**What you have to do**. Pull out every line below that contains the word "icon".

**Extracted data**.
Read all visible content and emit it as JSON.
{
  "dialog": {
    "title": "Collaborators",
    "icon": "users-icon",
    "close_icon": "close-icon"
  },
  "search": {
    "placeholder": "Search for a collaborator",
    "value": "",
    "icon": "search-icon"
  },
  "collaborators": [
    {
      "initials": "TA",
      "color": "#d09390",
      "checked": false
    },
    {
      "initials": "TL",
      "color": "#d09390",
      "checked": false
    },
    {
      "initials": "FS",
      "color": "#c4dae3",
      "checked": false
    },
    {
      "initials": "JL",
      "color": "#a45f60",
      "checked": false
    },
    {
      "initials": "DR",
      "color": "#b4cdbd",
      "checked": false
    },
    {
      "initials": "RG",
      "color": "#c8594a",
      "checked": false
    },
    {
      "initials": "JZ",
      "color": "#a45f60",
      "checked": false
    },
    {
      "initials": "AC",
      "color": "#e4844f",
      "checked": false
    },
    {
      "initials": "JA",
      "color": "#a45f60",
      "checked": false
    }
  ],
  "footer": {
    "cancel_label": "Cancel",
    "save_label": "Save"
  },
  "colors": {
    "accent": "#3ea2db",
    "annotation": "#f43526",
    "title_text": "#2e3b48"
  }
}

**Expected output**.
    "icon": "users-icon",
    "close_icon": "close-icon"
    "icon": "search-icon"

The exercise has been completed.